Task instructions: Reproduce the entries word for word, starting at the beginning of the entries and ending at the line that contains "hero-title: Dr. Melánia", with both ends included.

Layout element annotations
--- --- ---

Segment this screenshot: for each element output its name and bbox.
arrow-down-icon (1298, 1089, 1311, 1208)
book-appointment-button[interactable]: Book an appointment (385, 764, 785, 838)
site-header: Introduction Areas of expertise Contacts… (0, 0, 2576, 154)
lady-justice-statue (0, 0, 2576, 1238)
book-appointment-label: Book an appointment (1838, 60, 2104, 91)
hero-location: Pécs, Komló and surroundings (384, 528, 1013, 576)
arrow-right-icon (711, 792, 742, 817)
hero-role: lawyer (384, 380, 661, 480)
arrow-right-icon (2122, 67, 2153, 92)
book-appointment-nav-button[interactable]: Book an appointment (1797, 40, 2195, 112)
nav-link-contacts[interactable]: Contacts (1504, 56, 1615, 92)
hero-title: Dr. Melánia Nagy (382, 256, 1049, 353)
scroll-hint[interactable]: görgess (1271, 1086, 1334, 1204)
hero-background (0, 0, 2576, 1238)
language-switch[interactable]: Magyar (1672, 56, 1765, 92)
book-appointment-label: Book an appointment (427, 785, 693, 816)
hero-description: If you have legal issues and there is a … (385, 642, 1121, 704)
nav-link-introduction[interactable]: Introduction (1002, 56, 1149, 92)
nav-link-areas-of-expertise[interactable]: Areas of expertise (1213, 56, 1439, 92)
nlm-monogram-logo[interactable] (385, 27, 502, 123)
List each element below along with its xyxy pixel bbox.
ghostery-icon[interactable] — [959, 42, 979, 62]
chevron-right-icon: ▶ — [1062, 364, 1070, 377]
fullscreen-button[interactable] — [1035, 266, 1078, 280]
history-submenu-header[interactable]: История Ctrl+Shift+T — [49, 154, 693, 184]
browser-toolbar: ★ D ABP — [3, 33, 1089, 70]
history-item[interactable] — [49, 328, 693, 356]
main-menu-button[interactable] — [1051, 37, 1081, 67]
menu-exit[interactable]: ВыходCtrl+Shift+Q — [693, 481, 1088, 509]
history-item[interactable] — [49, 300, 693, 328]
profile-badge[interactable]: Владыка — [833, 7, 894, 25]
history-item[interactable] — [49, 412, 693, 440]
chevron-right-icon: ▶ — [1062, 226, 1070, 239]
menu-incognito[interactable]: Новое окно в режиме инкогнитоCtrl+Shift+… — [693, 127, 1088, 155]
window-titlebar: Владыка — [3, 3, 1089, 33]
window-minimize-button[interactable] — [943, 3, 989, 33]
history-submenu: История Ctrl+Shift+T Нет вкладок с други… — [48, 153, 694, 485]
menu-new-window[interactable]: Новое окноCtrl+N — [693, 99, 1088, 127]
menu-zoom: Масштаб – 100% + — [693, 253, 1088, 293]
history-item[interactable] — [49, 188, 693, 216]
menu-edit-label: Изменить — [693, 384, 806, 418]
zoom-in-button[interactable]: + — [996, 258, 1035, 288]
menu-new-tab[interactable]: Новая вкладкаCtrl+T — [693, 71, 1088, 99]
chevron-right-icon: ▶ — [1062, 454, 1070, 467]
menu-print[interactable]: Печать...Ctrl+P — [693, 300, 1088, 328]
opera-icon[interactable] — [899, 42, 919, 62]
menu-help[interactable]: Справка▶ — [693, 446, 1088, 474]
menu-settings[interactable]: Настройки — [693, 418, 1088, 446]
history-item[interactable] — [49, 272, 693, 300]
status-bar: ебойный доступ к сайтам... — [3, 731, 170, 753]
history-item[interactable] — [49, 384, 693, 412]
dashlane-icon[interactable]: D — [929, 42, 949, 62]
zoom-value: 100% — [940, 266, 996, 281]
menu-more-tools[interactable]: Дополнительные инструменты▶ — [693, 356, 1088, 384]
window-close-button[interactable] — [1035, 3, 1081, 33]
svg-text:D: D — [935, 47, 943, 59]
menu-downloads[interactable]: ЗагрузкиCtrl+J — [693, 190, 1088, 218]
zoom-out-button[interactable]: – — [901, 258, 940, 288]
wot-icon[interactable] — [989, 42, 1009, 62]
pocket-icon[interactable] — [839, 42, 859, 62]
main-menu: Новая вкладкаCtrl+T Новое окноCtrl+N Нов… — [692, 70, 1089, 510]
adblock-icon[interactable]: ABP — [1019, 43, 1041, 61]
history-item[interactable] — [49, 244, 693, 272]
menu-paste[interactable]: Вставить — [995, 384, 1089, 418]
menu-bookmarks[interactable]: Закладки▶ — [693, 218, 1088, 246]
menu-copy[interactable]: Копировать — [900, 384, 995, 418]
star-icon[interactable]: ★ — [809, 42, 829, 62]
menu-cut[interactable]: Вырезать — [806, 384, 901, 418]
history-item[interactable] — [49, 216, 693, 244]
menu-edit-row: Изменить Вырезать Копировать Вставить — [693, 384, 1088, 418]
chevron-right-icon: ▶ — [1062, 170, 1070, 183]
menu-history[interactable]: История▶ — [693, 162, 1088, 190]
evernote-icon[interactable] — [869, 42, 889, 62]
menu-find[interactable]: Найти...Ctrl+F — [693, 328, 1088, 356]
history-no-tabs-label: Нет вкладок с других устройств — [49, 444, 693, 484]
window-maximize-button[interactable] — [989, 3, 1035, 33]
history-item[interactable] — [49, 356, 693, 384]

--- --- ---

Result:
Segment this screenshot: for each element output its name and bbox.
arrow-down-icon (1298, 1089, 1311, 1208)
book-appointment-button[interactable]: Book an appointment (385, 764, 785, 838)
site-header: Introduction Areas of expertise Contacts… (0, 0, 2576, 154)
lady-justice-statue (0, 0, 2576, 1238)
book-appointment-label: Book an appointment (1838, 60, 2104, 91)
hero-location: Pécs, Komló and surroundings (384, 528, 1013, 576)
arrow-right-icon (711, 792, 742, 817)
hero-role: lawyer (384, 380, 661, 480)
arrow-right-icon (2122, 67, 2153, 92)
book-appointment-nav-button[interactable]: Book an appointment (1797, 40, 2195, 112)
nav-link-contacts[interactable]: Contacts (1504, 56, 1615, 92)
hero-title: Dr. Melánia Nagy (382, 256, 1049, 353)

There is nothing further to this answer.